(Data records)
<<<<

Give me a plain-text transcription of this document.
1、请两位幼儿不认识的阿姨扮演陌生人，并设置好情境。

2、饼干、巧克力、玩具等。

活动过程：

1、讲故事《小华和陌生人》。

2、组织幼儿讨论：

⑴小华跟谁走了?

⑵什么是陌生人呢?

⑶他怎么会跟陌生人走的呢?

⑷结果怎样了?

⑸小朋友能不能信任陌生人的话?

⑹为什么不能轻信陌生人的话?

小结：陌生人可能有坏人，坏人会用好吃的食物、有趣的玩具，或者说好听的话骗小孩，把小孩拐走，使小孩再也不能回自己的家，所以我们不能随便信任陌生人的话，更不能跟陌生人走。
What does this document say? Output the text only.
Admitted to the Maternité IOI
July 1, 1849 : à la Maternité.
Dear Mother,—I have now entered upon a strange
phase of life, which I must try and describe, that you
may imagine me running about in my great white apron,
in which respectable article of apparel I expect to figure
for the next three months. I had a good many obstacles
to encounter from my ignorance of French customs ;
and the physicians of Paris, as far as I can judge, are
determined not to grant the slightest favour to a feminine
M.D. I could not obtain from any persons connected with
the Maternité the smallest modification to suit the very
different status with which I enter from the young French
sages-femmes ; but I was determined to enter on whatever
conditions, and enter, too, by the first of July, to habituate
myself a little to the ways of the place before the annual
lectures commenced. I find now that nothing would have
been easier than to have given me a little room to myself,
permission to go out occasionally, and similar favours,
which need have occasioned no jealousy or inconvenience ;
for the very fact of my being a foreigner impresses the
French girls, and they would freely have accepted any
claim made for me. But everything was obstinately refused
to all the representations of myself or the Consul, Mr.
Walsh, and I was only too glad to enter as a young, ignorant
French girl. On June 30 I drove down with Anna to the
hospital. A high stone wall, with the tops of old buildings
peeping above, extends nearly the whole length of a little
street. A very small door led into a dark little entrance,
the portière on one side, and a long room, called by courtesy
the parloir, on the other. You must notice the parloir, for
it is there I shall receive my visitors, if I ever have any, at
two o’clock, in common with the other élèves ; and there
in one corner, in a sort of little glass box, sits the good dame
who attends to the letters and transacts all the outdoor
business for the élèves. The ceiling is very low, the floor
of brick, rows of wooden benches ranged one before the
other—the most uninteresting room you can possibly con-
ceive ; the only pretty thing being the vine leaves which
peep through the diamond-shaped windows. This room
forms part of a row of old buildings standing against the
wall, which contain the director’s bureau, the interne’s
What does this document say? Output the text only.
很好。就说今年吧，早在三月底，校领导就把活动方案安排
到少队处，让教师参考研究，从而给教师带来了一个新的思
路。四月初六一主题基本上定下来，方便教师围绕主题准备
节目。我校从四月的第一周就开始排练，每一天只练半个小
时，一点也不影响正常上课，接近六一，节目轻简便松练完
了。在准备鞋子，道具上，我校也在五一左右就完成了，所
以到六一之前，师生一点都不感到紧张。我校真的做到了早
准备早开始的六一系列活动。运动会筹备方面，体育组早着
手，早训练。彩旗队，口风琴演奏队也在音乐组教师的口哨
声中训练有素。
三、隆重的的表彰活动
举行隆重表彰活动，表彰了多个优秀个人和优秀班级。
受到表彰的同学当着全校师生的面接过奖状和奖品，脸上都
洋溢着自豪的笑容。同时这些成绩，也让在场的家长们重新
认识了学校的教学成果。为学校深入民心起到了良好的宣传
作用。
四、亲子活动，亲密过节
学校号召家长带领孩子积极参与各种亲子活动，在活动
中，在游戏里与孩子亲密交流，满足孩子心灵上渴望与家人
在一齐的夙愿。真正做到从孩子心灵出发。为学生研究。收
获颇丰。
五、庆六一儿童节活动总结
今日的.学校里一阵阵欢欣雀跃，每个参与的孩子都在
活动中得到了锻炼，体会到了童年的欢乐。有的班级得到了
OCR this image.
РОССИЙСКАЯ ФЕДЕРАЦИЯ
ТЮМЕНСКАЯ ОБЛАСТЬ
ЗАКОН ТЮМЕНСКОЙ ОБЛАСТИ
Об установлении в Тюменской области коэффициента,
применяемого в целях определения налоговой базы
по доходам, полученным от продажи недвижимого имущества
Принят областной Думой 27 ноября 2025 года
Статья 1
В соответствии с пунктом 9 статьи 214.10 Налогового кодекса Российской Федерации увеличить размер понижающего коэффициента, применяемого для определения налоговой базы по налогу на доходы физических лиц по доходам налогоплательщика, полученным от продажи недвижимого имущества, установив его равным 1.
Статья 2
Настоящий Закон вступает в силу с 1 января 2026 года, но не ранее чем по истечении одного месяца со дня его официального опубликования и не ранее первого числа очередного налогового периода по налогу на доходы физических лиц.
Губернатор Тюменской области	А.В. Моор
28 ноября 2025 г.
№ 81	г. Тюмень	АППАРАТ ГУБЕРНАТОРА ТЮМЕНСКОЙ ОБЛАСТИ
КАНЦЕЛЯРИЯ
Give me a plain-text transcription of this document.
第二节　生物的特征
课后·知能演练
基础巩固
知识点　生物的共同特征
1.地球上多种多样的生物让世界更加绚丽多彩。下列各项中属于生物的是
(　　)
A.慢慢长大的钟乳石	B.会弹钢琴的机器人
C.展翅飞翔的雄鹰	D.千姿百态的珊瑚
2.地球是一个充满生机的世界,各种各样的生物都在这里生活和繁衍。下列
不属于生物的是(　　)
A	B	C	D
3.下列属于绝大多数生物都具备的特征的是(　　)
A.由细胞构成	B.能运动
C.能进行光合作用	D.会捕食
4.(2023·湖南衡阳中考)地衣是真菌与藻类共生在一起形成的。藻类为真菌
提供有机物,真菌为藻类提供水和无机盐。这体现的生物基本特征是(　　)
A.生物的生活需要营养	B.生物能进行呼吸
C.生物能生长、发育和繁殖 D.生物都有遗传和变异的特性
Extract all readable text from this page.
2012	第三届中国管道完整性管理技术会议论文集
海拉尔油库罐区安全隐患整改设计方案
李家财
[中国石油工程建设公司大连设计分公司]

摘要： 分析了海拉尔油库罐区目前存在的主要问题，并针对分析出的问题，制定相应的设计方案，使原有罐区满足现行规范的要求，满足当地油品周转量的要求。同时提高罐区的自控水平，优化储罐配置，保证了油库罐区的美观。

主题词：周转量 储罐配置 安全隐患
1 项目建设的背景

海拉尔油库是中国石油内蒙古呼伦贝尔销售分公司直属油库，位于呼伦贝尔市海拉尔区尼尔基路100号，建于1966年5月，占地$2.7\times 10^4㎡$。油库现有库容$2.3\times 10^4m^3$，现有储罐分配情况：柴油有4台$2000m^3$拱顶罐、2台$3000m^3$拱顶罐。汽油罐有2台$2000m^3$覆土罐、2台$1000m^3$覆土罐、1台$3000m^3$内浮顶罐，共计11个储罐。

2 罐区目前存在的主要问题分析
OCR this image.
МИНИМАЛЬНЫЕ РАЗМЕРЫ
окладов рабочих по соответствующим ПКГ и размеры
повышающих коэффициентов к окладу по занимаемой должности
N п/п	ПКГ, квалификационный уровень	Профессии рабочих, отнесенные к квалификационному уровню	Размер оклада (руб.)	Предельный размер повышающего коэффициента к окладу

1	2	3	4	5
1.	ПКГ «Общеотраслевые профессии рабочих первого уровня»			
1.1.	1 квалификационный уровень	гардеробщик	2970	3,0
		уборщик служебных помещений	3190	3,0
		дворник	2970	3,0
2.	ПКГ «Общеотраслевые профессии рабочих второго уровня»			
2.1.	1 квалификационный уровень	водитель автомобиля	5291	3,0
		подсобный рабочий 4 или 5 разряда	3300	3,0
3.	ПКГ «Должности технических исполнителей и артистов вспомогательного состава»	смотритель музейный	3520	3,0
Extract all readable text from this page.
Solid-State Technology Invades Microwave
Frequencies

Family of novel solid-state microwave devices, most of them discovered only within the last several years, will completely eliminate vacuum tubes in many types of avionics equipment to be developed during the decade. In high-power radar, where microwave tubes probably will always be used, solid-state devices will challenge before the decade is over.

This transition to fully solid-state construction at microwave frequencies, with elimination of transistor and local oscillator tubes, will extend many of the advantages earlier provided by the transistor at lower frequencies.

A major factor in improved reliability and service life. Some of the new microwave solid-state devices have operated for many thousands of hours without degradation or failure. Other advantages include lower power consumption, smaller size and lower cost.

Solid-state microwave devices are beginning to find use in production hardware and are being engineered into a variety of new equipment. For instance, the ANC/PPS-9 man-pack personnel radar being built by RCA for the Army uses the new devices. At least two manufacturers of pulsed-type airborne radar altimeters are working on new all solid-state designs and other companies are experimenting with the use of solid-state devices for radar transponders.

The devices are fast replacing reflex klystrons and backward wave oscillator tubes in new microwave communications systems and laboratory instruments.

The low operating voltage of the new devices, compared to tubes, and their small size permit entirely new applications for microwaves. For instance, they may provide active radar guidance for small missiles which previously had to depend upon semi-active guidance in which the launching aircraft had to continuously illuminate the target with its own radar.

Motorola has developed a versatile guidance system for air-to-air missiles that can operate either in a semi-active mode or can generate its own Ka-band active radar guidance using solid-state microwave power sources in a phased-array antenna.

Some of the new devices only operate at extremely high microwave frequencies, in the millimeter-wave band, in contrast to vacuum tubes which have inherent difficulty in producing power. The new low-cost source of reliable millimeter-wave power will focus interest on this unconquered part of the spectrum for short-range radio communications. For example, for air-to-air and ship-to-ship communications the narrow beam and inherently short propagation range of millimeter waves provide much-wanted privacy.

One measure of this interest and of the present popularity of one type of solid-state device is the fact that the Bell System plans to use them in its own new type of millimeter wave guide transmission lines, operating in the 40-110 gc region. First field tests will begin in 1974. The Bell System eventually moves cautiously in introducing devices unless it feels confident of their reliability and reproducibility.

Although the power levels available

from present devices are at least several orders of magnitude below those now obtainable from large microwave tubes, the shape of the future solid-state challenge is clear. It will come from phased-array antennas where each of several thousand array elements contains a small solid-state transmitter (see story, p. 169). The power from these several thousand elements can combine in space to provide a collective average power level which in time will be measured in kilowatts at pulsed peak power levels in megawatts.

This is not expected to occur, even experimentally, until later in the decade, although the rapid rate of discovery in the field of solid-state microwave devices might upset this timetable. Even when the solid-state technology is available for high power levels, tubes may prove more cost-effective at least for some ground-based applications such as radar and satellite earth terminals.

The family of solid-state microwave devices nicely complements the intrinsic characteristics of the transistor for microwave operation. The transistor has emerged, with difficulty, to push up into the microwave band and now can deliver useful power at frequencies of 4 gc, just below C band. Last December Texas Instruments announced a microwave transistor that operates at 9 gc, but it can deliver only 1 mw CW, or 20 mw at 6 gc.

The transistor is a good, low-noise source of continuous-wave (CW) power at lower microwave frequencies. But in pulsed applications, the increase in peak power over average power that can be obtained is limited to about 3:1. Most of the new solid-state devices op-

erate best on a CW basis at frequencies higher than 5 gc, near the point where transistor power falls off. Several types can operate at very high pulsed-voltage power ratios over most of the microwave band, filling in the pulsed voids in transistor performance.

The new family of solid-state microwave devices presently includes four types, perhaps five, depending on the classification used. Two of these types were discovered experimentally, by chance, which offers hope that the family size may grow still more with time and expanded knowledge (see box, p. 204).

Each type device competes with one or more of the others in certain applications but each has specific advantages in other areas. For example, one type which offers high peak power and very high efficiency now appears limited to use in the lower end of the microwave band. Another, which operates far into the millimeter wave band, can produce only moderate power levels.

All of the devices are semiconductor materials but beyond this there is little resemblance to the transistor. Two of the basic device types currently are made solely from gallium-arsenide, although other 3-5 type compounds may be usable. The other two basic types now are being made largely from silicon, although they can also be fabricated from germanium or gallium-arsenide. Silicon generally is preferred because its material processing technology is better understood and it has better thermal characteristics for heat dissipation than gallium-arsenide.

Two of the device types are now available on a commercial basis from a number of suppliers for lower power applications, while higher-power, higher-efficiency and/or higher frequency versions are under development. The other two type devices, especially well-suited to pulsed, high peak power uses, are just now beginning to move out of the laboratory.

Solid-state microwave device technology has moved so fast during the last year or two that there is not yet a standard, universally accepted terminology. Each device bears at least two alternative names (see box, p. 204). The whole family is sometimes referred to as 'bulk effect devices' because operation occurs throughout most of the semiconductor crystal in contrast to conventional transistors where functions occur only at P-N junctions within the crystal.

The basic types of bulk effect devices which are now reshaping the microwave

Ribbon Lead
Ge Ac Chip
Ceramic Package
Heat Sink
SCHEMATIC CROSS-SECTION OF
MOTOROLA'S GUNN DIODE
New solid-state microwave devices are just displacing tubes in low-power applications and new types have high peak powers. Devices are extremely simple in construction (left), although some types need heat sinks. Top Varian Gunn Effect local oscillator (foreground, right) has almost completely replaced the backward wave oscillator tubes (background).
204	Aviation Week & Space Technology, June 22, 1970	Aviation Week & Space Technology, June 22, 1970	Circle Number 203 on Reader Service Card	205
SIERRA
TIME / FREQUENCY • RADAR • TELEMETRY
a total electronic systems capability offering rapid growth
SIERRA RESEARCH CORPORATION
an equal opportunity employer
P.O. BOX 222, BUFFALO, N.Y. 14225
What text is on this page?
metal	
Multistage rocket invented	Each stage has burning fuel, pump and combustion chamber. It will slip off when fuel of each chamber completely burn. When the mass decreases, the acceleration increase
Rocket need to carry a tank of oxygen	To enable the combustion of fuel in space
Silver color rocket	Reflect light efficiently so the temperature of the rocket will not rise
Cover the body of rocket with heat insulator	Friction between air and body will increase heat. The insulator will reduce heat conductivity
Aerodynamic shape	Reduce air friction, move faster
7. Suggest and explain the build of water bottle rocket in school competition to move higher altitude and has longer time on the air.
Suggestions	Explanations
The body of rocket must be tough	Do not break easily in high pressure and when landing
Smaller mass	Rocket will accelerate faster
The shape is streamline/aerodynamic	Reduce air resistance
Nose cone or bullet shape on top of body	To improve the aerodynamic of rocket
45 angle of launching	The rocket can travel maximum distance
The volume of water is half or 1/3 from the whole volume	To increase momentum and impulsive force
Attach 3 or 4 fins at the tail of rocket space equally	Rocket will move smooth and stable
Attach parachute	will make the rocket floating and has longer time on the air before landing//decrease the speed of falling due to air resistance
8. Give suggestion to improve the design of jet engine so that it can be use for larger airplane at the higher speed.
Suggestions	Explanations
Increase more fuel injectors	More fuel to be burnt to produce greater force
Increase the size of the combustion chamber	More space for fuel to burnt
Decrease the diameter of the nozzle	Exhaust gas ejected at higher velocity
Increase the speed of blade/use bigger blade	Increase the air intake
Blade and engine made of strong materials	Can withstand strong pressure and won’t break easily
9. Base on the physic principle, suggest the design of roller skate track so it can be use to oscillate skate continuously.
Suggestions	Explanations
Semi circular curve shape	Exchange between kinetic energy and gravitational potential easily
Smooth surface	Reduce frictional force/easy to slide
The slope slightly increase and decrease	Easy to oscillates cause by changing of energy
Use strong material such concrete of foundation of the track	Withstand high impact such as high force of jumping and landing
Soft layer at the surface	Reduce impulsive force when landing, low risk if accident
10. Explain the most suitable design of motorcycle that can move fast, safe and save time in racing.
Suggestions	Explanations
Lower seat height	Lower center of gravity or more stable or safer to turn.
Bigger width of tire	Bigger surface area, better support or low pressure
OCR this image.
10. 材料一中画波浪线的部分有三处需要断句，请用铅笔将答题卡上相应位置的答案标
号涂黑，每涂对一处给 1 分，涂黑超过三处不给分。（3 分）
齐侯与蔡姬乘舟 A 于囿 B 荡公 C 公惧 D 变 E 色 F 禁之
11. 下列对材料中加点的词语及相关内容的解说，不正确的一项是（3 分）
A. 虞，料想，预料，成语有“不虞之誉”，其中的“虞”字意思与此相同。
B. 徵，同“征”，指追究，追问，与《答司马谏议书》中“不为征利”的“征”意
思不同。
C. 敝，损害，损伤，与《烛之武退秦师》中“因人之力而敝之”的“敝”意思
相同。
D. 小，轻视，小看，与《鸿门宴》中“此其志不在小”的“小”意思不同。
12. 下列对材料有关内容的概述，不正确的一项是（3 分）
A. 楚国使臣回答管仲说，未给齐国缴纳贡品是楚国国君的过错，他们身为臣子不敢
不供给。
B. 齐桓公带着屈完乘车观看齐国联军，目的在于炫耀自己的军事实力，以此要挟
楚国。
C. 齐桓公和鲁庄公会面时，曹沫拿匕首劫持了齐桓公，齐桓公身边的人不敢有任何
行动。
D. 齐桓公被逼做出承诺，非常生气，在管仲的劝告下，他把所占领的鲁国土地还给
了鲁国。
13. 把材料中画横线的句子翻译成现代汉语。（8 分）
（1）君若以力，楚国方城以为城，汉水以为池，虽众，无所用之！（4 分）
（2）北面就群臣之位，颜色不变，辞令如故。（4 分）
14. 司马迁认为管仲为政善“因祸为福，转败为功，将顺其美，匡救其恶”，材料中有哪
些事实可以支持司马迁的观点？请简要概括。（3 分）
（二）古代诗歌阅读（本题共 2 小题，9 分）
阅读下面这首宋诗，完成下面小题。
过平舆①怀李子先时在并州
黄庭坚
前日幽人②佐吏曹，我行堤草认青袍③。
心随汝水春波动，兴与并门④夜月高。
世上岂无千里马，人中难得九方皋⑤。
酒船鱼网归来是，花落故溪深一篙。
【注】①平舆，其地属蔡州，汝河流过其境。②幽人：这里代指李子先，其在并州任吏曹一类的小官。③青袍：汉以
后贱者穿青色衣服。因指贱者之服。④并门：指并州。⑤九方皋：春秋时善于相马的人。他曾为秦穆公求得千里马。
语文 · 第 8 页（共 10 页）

>>>>

**What you have to do**
Among the records above, how many lines carry the string "force"? Reply with the number alone.

**Complete answer**
5